***** DATA ROWS
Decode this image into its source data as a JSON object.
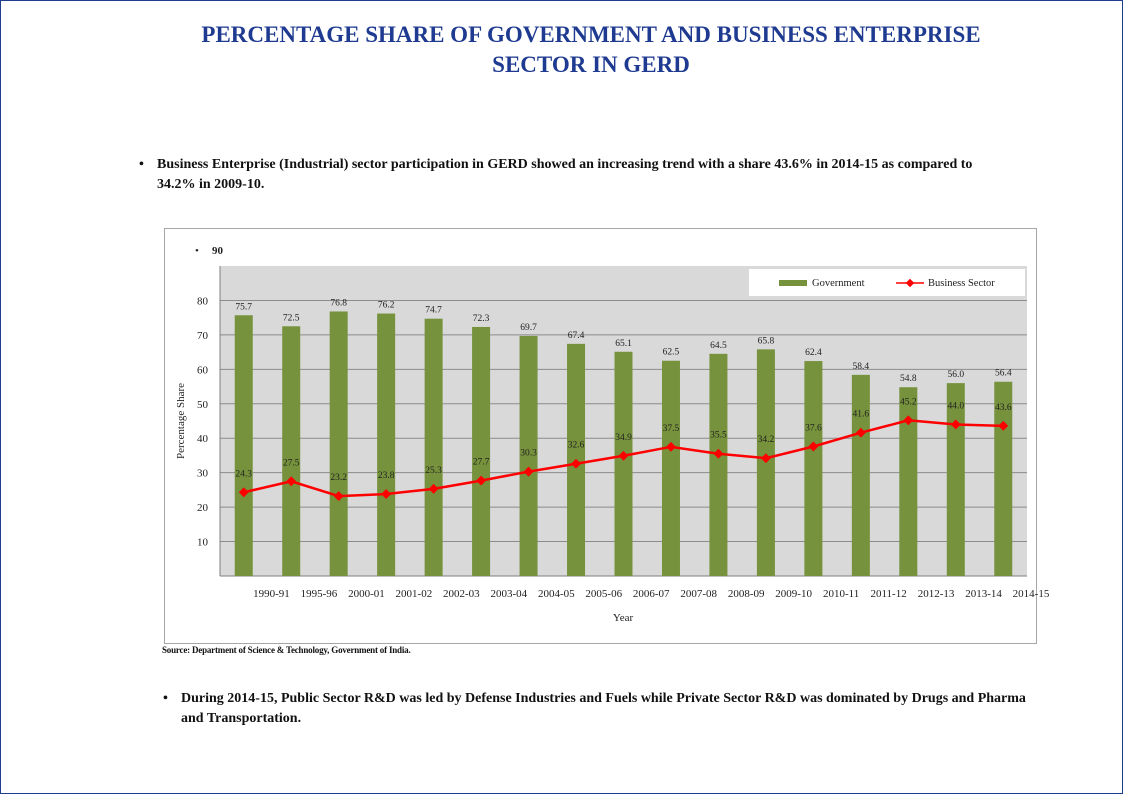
{
  "page": {
    "title_line1": "PERCENTAGE SHARE OF GOVERNMENT AND BUSINESS ENTERPRISE",
    "title_line2": "SECTOR IN GERD",
    "bullet_symbol": "•",
    "bullet1": "Business Enterprise (Industrial)  sector participation  in GERD showed an increasing trend with  a share 43.6% in 2014-15 as compared  to 34.2% in 2009-10.",
    "bullet2": "During 2014-15, Public Sector R&D was led by Defense Industries and Fuels while Private Sector R&D was dominated by Drugs  and Pharma and Transportation.",
    "source": "Source: Department of Science & Technology, Government of India."
  },
  "colors": {
    "title": "#1f3b91",
    "bar": "#76923c",
    "line": "#ff0000",
    "plot_bg": "#d9d9d9",
    "border": "#1f3d8f"
  },
  "chart_data": {
    "type": "bar",
    "title": "",
    "xlabel": "Year",
    "ylabel": "Percentage Share",
    "ylim": [
      0,
      90
    ],
    "yticks": [
      "10",
      "20",
      "30",
      "40",
      "50",
      "60",
      "70",
      "80"
    ],
    "top_tick_label": "90",
    "top_tick_bullet": "•",
    "grid": true,
    "legend_position": "top-right",
    "categories_drawn": [
      "1990-91",
      "1995-96",
      "2000-01",
      "2001-02",
      "2002-03",
      "2003-04",
      "2004-05",
      "2005-06",
      "2006-07",
      "2007-08",
      "2008-09",
      "2009-10",
      "2010-11",
      "2011-12",
      "2012-13",
      "2013-14",
      "2014-15"
    ],
    "series": [
      {
        "name": "Government",
        "type": "bar",
        "values": [
          75.7,
          72.5,
          76.8,
          76.2,
          74.7,
          72.3,
          69.7,
          67.4,
          65.1,
          62.5,
          64.5,
          65.8,
          62.4,
          58.4,
          54.8,
          56.0,
          56.4
        ],
        "labels": [
          "75.7",
          "72.5",
          "76.8",
          "76.2",
          "74.7",
          "72.3",
          "69.7",
          "67.4",
          "65.1",
          "62.5",
          "64.5",
          "65.8",
          "62.4",
          "58.4",
          "54.8",
          "56.0",
          "56.4"
        ]
      },
      {
        "name": "Business Sector",
        "type": "line",
        "values": [
          24.3,
          27.5,
          23.2,
          23.8,
          25.3,
          27.7,
          30.3,
          32.6,
          34.9,
          37.5,
          35.5,
          34.2,
          37.6,
          41.6,
          45.2,
          44.0,
          43.6
        ],
        "labels": [
          "24.3",
          "27.5",
          "23.2",
          "23.8",
          "25.3",
          "27.7",
          "30.3",
          "32.6",
          "34.9",
          "37.5",
          "35.5",
          "34.2",
          "37.6",
          "41.6",
          "45.2",
          "44.0",
          "43.6"
        ]
      }
    ]
  }
}
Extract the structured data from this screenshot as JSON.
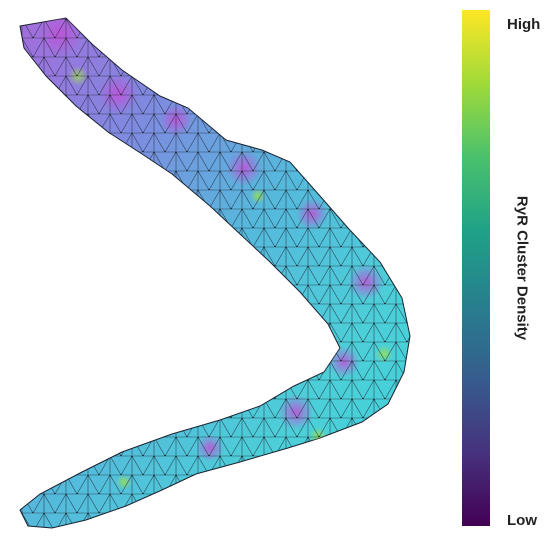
{
  "colorbar": {
    "high_label": "High",
    "low_label": "Low",
    "title": "RyR Cluster Density",
    "stops": [
      "#440154",
      "#46327e",
      "#365c8d",
      "#277f8e",
      "#1fa187",
      "#4ac16d",
      "#a0da39",
      "#fde725"
    ]
  },
  "mesh": {
    "base_color": "#3ec8d6",
    "hot_color": "#b45cd6",
    "edge_color": "#1a2330"
  }
}
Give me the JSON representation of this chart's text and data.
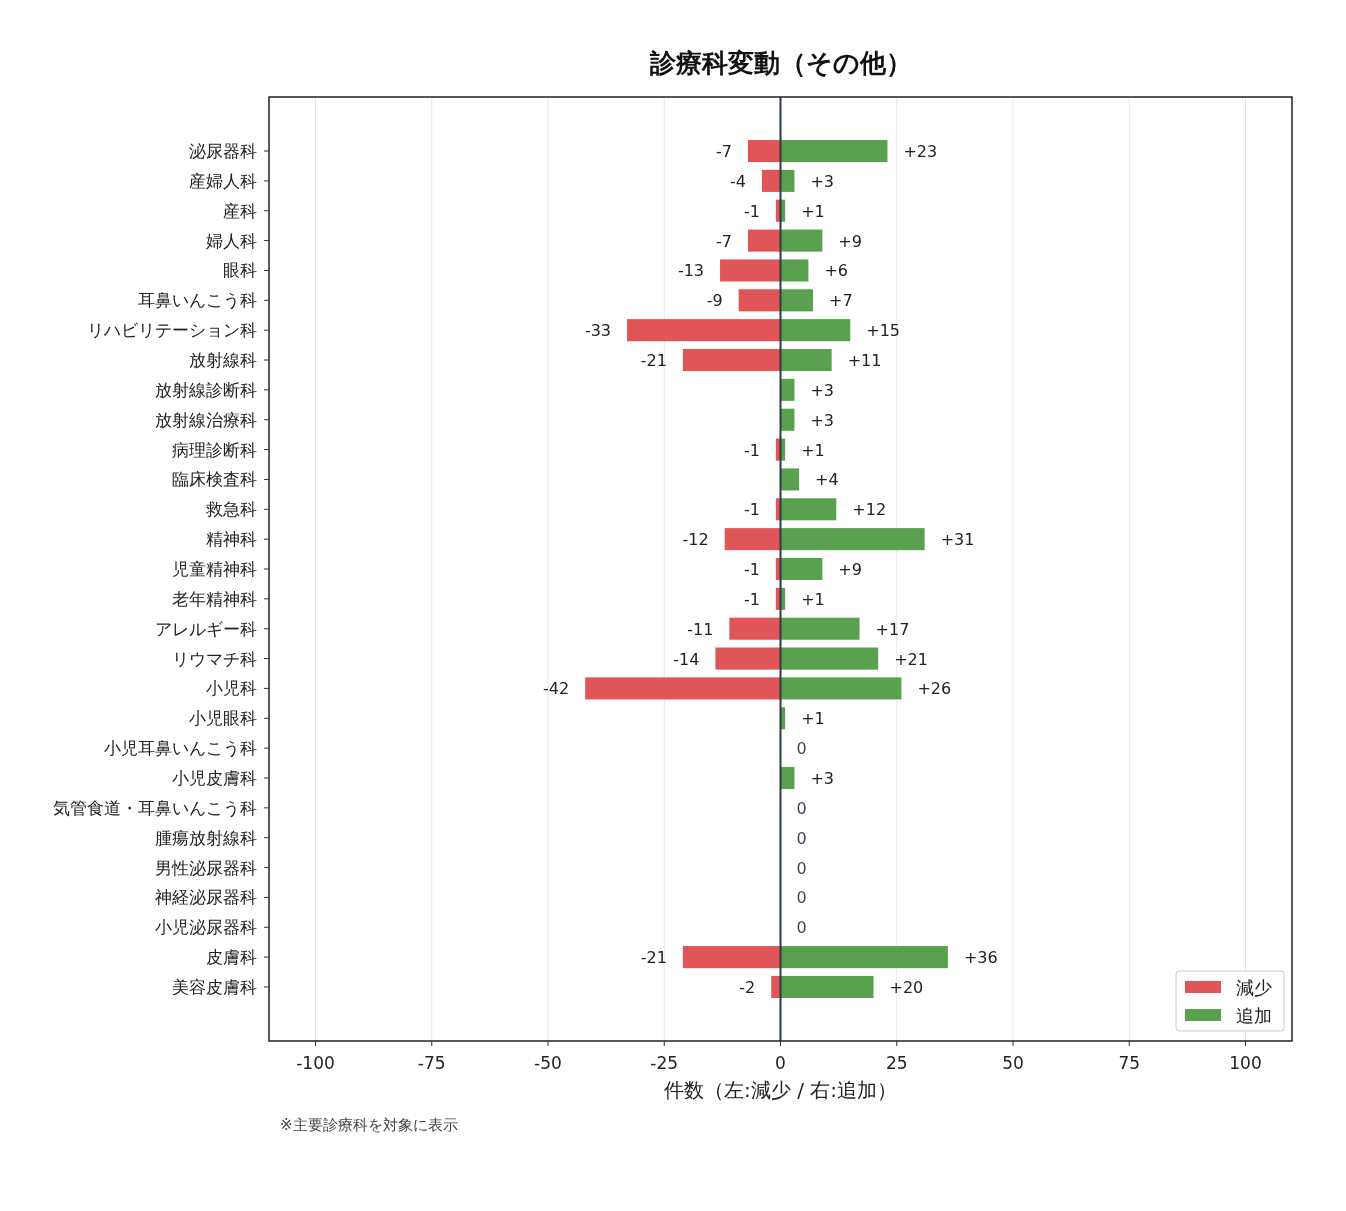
{
  "chart_data": {
    "type": "bar",
    "orientation": "horizontal",
    "stacked": true,
    "title": "診療科変動（その他）",
    "xlabel": "件数（左:減少 / 右:追加）",
    "annotations": [
      "※主要診療科を対象に表示"
    ],
    "categories": [
      "泌尿器科",
      "産婦人科",
      "産科",
      "婦人科",
      "眼科",
      "耳鼻いんこう科",
      "リハビリテーション科",
      "放射線科",
      "放射線診断科",
      "放射線治療科",
      "病理診断科",
      "臨床検査科",
      "救急科",
      "精神科",
      "児童精神科",
      "老年精神科",
      "アレルギー科",
      "リウマチ科",
      "小児科",
      "小児眼科",
      "小児耳鼻いんこう科",
      "小児皮膚科",
      "気管食道・耳鼻いんこう科",
      "腫瘍放射線科",
      "男性泌尿器科",
      "神経泌尿器科",
      "小児泌尿器科",
      "皮膚科",
      "美容皮膚科"
    ],
    "series": [
      {
        "name": "減少",
        "color": "#e05558",
        "values": [
          -7,
          -4,
          -1,
          -7,
          -13,
          -9,
          -33,
          -21,
          0,
          0,
          -1,
          0,
          -1,
          -12,
          -1,
          -1,
          -11,
          -14,
          -42,
          0,
          0,
          0,
          0,
          0,
          0,
          0,
          0,
          -21,
          -2
        ],
        "value_labels": [
          "-7",
          "-4",
          "-1",
          "-7",
          "-13",
          "-9",
          "-33",
          "-21",
          null,
          null,
          "-1",
          null,
          "-1",
          "-12",
          "-1",
          "-1",
          "-11",
          "-14",
          "-42",
          null,
          null,
          null,
          null,
          null,
          null,
          null,
          null,
          "-21",
          "-2"
        ]
      },
      {
        "name": "追加",
        "color": "#59a14f",
        "values": [
          23,
          3,
          1,
          9,
          6,
          7,
          15,
          11,
          3,
          3,
          1,
          4,
          12,
          31,
          9,
          1,
          17,
          21,
          26,
          1,
          0,
          3,
          0,
          0,
          0,
          0,
          0,
          36,
          20
        ],
        "value_labels": [
          "+23",
          "+3",
          "+1",
          "+9",
          "+6",
          "+7",
          "+15",
          "+11",
          "+3",
          "+3",
          "+1",
          "+4",
          "+12",
          "+31",
          "+9",
          "+1",
          "+17",
          "+21",
          "+26",
          "+1",
          "0",
          "+3",
          "0",
          "0",
          "0",
          "0",
          "0",
          "+36",
          "+20"
        ]
      }
    ],
    "xlim": [
      -110,
      110
    ],
    "xticks": [
      -100,
      -75,
      -50,
      -25,
      0,
      25,
      50,
      75,
      100
    ],
    "grid": "x",
    "legend": "bottom right",
    "ref_lines": [
      {
        "axis": "x",
        "value": 0,
        "color": "#2d3a4a"
      }
    ]
  }
}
**********
JOB => Give only a number: how many lines of the data hold the string "GERD"?

ANSWER FOR THE TASK => 2